> PROBLEM STATEMENT:
Tally the lines below that contain "underlying". The number is the whole answer.

> MATERIAL FOR THIS EXERCISE:
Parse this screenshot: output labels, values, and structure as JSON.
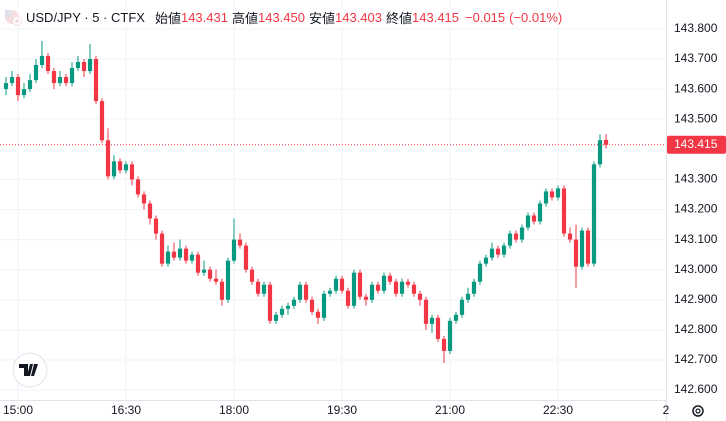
{
  "header": {
    "symbol": "USD/JPY · 5 · CTFX",
    "items": [
      {
        "label": "始値",
        "value": "143.431"
      },
      {
        "label": "高値",
        "value": "143.450"
      },
      {
        "label": "安値",
        "value": "143.403"
      },
      {
        "label": "終値",
        "value": "143.415"
      }
    ],
    "change": "−0.015",
    "change_pct": "(−0.01%)"
  },
  "chart_data": {
    "type": "candlestick",
    "open": [
      143.6,
      143.62,
      143.64,
      143.58,
      143.6,
      143.63,
      143.68,
      143.71,
      143.66,
      143.62,
      143.64,
      143.62,
      143.67,
      143.69,
      143.66,
      143.7,
      143.56,
      143.43,
      143.31,
      143.36,
      143.33,
      143.35,
      143.3,
      143.25,
      143.22,
      143.17,
      143.12,
      143.02,
      143.06,
      143.04,
      143.07,
      143.03,
      143.05,
      142.99,
      143.0,
      142.97,
      142.96,
      142.9,
      143.03,
      143.1,
      143.08,
      143.0,
      142.96,
      142.92,
      142.95,
      142.83,
      142.85,
      142.87,
      142.88,
      142.9,
      142.95,
      142.9,
      142.86,
      142.84,
      142.92,
      142.93,
      142.97,
      142.93,
      142.88,
      142.99,
      142.91,
      142.9,
      142.95,
      142.93,
      142.98,
      142.96,
      142.92,
      142.96,
      142.95,
      142.92,
      142.9,
      142.82,
      142.84,
      142.77,
      142.73,
      142.83,
      142.85,
      142.9,
      142.92,
      142.96,
      143.02,
      143.04,
      143.07,
      143.05,
      143.08,
      143.12,
      143.1,
      143.14,
      143.18,
      143.16,
      143.22,
      143.26,
      143.24,
      143.27,
      143.12,
      143.1,
      143.01,
      143.13,
      143.02,
      143.35,
      143.431
    ],
    "high": [
      143.64,
      143.66,
      143.65,
      143.62,
      143.65,
      143.7,
      143.76,
      143.72,
      143.67,
      143.66,
      143.65,
      143.69,
      143.71,
      143.7,
      143.75,
      143.71,
      143.57,
      143.47,
      143.38,
      143.37,
      143.36,
      143.36,
      143.31,
      143.26,
      143.23,
      143.18,
      143.13,
      143.08,
      143.09,
      143.1,
      143.08,
      143.06,
      143.06,
      143.03,
      143.01,
      143.0,
      142.97,
      143.04,
      143.17,
      143.12,
      143.09,
      143.01,
      142.97,
      142.96,
      142.96,
      142.86,
      142.88,
      142.89,
      142.91,
      142.96,
      142.96,
      142.91,
      142.87,
      142.93,
      142.94,
      142.98,
      142.98,
      142.94,
      143.0,
      143.0,
      142.92,
      142.96,
      142.96,
      142.99,
      142.99,
      142.97,
      142.97,
      142.97,
      142.96,
      142.93,
      142.91,
      142.85,
      142.85,
      142.78,
      142.84,
      142.86,
      142.91,
      142.94,
      142.97,
      143.03,
      143.05,
      143.09,
      143.08,
      143.09,
      143.13,
      143.13,
      143.15,
      143.19,
      143.19,
      143.23,
      143.27,
      143.27,
      143.28,
      143.28,
      143.14,
      143.15,
      143.14,
      143.14,
      143.36,
      143.45,
      143.45
    ],
    "low": [
      143.58,
      143.61,
      143.56,
      143.57,
      143.59,
      143.62,
      143.67,
      143.65,
      143.6,
      143.61,
      143.61,
      143.61,
      143.66,
      143.64,
      143.65,
      143.55,
      143.42,
      143.3,
      143.3,
      143.32,
      143.32,
      143.28,
      143.24,
      143.2,
      143.15,
      143.1,
      143.01,
      143.01,
      143.03,
      143.03,
      143.02,
      143.02,
      142.98,
      142.98,
      142.96,
      142.95,
      142.88,
      142.89,
      143.02,
      143.07,
      142.99,
      142.95,
      142.91,
      142.91,
      142.82,
      142.82,
      142.84,
      142.85,
      142.87,
      142.89,
      142.89,
      142.85,
      142.82,
      142.83,
      142.91,
      142.92,
      142.92,
      142.87,
      142.87,
      142.9,
      142.88,
      142.89,
      142.92,
      142.92,
      142.95,
      142.91,
      142.91,
      142.94,
      142.91,
      142.88,
      142.8,
      142.79,
      142.76,
      142.69,
      142.72,
      142.82,
      142.84,
      142.89,
      142.91,
      142.95,
      143.01,
      143.03,
      143.04,
      143.04,
      143.07,
      143.09,
      143.09,
      143.13,
      143.15,
      143.15,
      143.21,
      143.23,
      143.23,
      143.11,
      143.09,
      142.94,
      143.0,
      143.01,
      143.01,
      143.34,
      143.403
    ],
    "close": [
      143.62,
      143.64,
      143.58,
      143.6,
      143.63,
      143.68,
      143.71,
      143.66,
      143.62,
      143.64,
      143.62,
      143.67,
      143.69,
      143.66,
      143.7,
      143.56,
      143.43,
      143.31,
      143.36,
      143.33,
      143.35,
      143.3,
      143.25,
      143.22,
      143.17,
      143.12,
      143.02,
      143.06,
      143.04,
      143.07,
      143.03,
      143.05,
      142.99,
      143.0,
      142.97,
      142.96,
      142.9,
      143.03,
      143.1,
      143.08,
      143.0,
      142.96,
      142.92,
      142.95,
      142.83,
      142.85,
      142.87,
      142.88,
      142.9,
      142.95,
      142.9,
      142.86,
      142.84,
      142.92,
      142.93,
      142.97,
      142.93,
      142.88,
      142.99,
      142.91,
      142.9,
      142.95,
      142.93,
      142.98,
      142.96,
      142.92,
      142.96,
      142.95,
      142.92,
      142.9,
      142.82,
      142.84,
      142.77,
      142.73,
      142.83,
      142.85,
      142.9,
      142.92,
      142.96,
      143.02,
      143.04,
      143.07,
      143.05,
      143.08,
      143.12,
      143.1,
      143.14,
      143.18,
      143.16,
      143.22,
      143.26,
      143.24,
      143.27,
      143.12,
      143.1,
      143.01,
      143.13,
      143.02,
      143.35,
      143.43,
      143.415
    ],
    "last_price": {
      "value": 143.415,
      "label": "143.415"
    },
    "up_color": "#089981",
    "down_color": "#f23645",
    "xlim": [
      -1,
      110
    ],
    "xticks": [
      {
        "value": 2,
        "label": "15:00"
      },
      {
        "value": 20,
        "label": "16:30"
      },
      {
        "value": 38,
        "label": "18:00"
      },
      {
        "value": 56,
        "label": "19:30"
      },
      {
        "value": 74,
        "label": "21:00"
      },
      {
        "value": 92,
        "label": "22:30"
      },
      {
        "value": 110,
        "label": "2"
      }
    ],
    "ylim": [
      142.567,
      143.896
    ],
    "yticks": [
      {
        "value": 142.6,
        "label": "142.600"
      },
      {
        "value": 142.7,
        "label": "142.700"
      },
      {
        "value": 142.8,
        "label": "142.800"
      },
      {
        "value": 142.9,
        "label": "142.900"
      },
      {
        "value": 143.0,
        "label": "143.000"
      },
      {
        "value": 143.1,
        "label": "143.100"
      },
      {
        "value": 143.2,
        "label": "143.200"
      },
      {
        "value": 143.3,
        "label": "143.300"
      },
      {
        "value": 143.5,
        "label": "143.500"
      },
      {
        "value": 143.6,
        "label": "143.600"
      },
      {
        "value": 143.7,
        "label": "143.700"
      },
      {
        "value": 143.8,
        "label": "143.800"
      }
    ],
    "grid": true
  }
}
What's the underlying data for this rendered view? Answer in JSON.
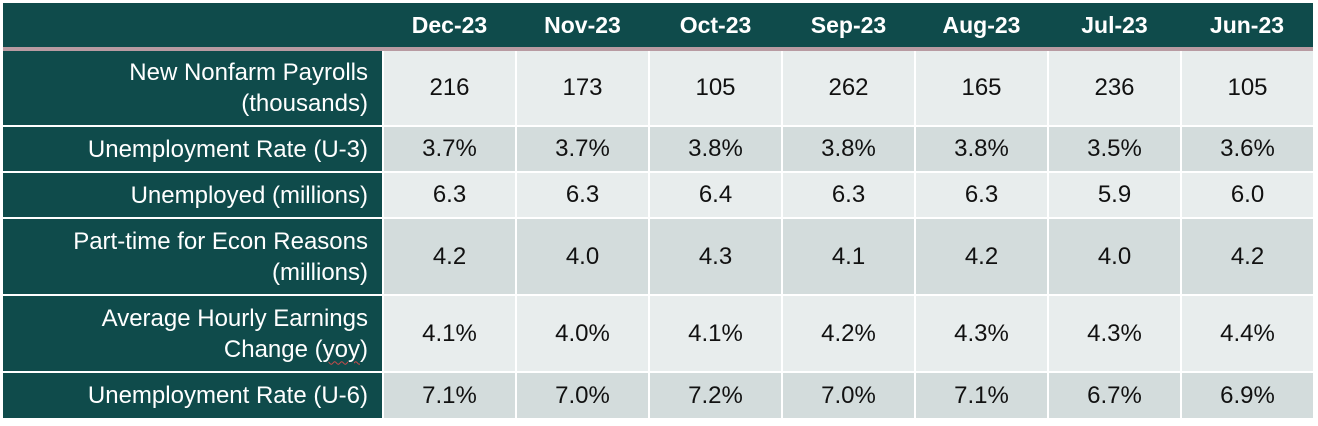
{
  "columns": [
    "Dec-23",
    "Nov-23",
    "Oct-23",
    "Sep-23",
    "Aug-23",
    "Jul-23",
    "Jun-23"
  ],
  "rows": [
    {
      "label_l1": "New Nonfarm Payrolls",
      "label_l2": "(thousands)",
      "values": [
        "216",
        "173",
        "105",
        "262",
        "165",
        "236",
        "105"
      ]
    },
    {
      "label_l1": "Unemployment Rate (U-3)",
      "label_l2": "",
      "values": [
        "3.7%",
        "3.7%",
        "3.8%",
        "3.8%",
        "3.8%",
        "3.5%",
        "3.6%"
      ]
    },
    {
      "label_l1": "Unemployed (millions)",
      "label_l2": "",
      "values": [
        "6.3",
        "6.3",
        "6.4",
        "6.3",
        "6.3",
        "5.9",
        "6.0"
      ]
    },
    {
      "label_l1": "Part-time for Econ Reasons",
      "label_l2": "(millions)",
      "values": [
        "4.2",
        "4.0",
        "4.3",
        "4.1",
        "4.2",
        "4.0",
        "4.2"
      ]
    },
    {
      "label_l1": "Average Hourly Earnings",
      "label_l2_pre": "Change (",
      "label_l2_mid": "yoy",
      "label_l2_post": ")",
      "values": [
        "4.1%",
        "4.0%",
        "4.1%",
        "4.2%",
        "4.3%",
        "4.3%",
        "4.4%"
      ]
    },
    {
      "label_l1": "Unemployment Rate (U-6)",
      "label_l2": "",
      "values": [
        "7.1%",
        "7.0%",
        "7.2%",
        "7.0%",
        "7.1%",
        "6.7%",
        "6.9%"
      ]
    }
  ]
}
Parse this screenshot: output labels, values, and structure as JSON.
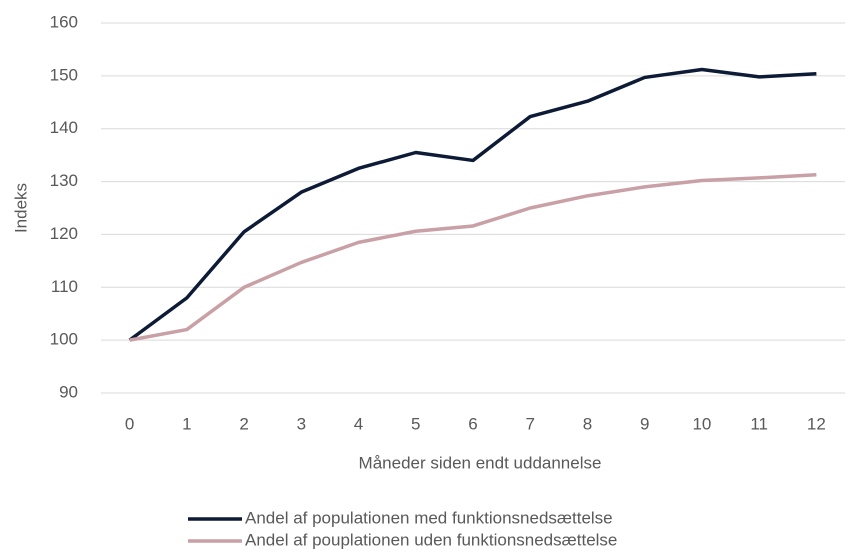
{
  "chart_data": {
    "type": "line",
    "x_label": "Måneder siden endt uddannelse",
    "y_label": "Indeks",
    "categories": [
      0,
      1,
      2,
      3,
      4,
      5,
      6,
      7,
      8,
      9,
      10,
      11,
      12
    ],
    "series": [
      {
        "name": "Andel af populationen med funktionsnedsættelse",
        "color": "#0d1b36",
        "values": [
          100,
          108,
          120.5,
          128,
          132.5,
          135.5,
          134,
          142.3,
          145.2,
          149.7,
          151.2,
          149.8,
          150.4
        ]
      },
      {
        "name": "Andel af pouplationen uden funktionsnedsættelse",
        "color": "#c9a0a6",
        "values": [
          100,
          102,
          110,
          114.7,
          118.5,
          120.6,
          121.6,
          125,
          127.3,
          129,
          130.2,
          130.7,
          131.3
        ]
      }
    ],
    "ylim": [
      90,
      160
    ],
    "yticks": [
      90,
      100,
      110,
      120,
      130,
      140,
      150,
      160
    ],
    "grid": true,
    "legend": "bottom"
  }
}
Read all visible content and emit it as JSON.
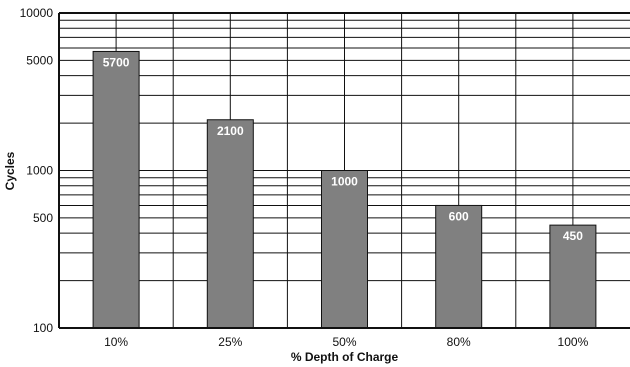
{
  "chart_data": {
    "type": "bar",
    "title": "",
    "xlabel": "% Depth of Charge",
    "ylabel": "Cycles",
    "categories": [
      "10%",
      "25%",
      "50%",
      "80%",
      "100%"
    ],
    "values": [
      5700,
      2100,
      1000,
      600,
      450
    ],
    "data_labels": [
      "5700",
      "2100",
      "1000",
      "600",
      "450"
    ],
    "y_scale": "log",
    "ylim": [
      100,
      10000
    ],
    "y_tick_values": [
      100,
      500,
      1000,
      5000,
      10000
    ],
    "y_tick_labels": [
      "100",
      "500",
      "1000",
      "5000",
      "10000"
    ],
    "grid": true,
    "legend": "none",
    "colors": {
      "bar_fill": "#808080",
      "bar_stroke": "#111111",
      "grid": "#111111",
      "frame": "#111111",
      "bar_label": "#ffffff"
    }
  }
}
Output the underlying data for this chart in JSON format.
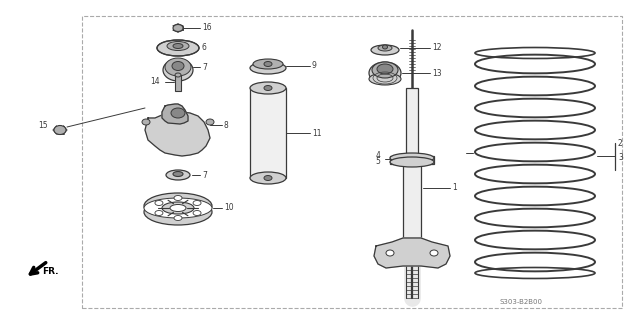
{
  "bg_color": "#ffffff",
  "border_color": "#999999",
  "line_color": "#3a3a3a",
  "gray1": "#d0d0d0",
  "gray2": "#b0b0b0",
  "gray3": "#888888",
  "diagram_code": "S303-B2B00",
  "figsize": [
    6.4,
    3.18
  ],
  "dpi": 100
}
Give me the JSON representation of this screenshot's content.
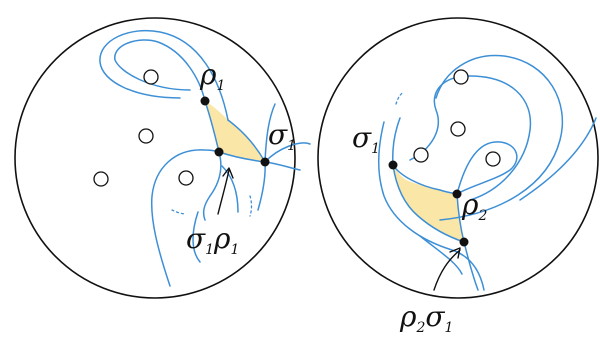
{
  "colors": {
    "arc": "#3d8fd6",
    "region_fill": "#fae7a8",
    "ink": "#111111"
  },
  "left_disk": {
    "label_rho": {
      "base": "ρ",
      "sub": "1"
    },
    "label_sigma": {
      "base": "σ",
      "sub": "1"
    },
    "label_product": {
      "a": "σ",
      "a_sub": "1",
      "b": "ρ",
      "b_sub": "1"
    }
  },
  "right_disk": {
    "label_sigma": {
      "base": "σ",
      "sub": "1"
    },
    "label_rho": {
      "base": "ρ",
      "sub": "2"
    },
    "label_product": {
      "a": "ρ",
      "a_sub": "2",
      "b": "σ",
      "b_sub": "1"
    }
  }
}
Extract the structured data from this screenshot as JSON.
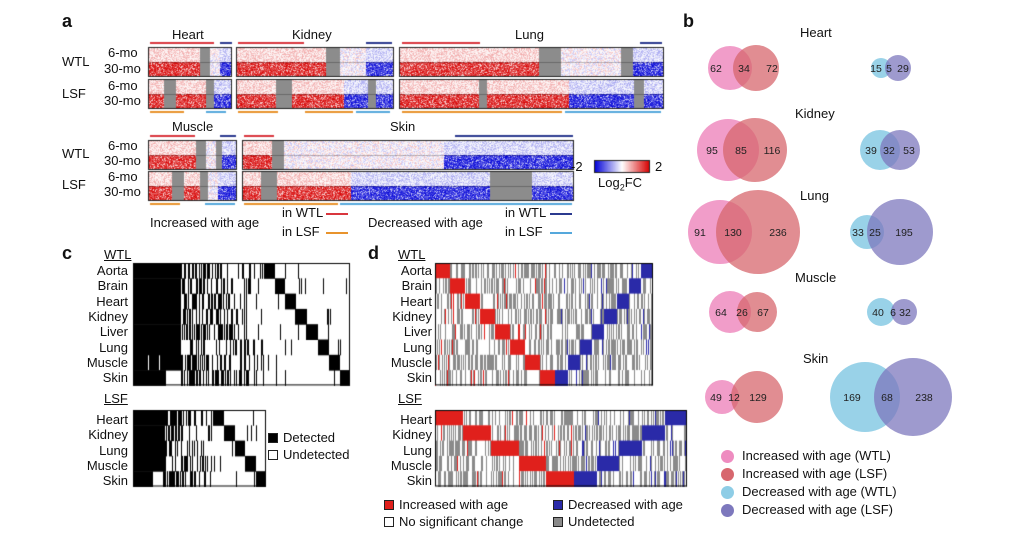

> EXPECTED ANSWER:
2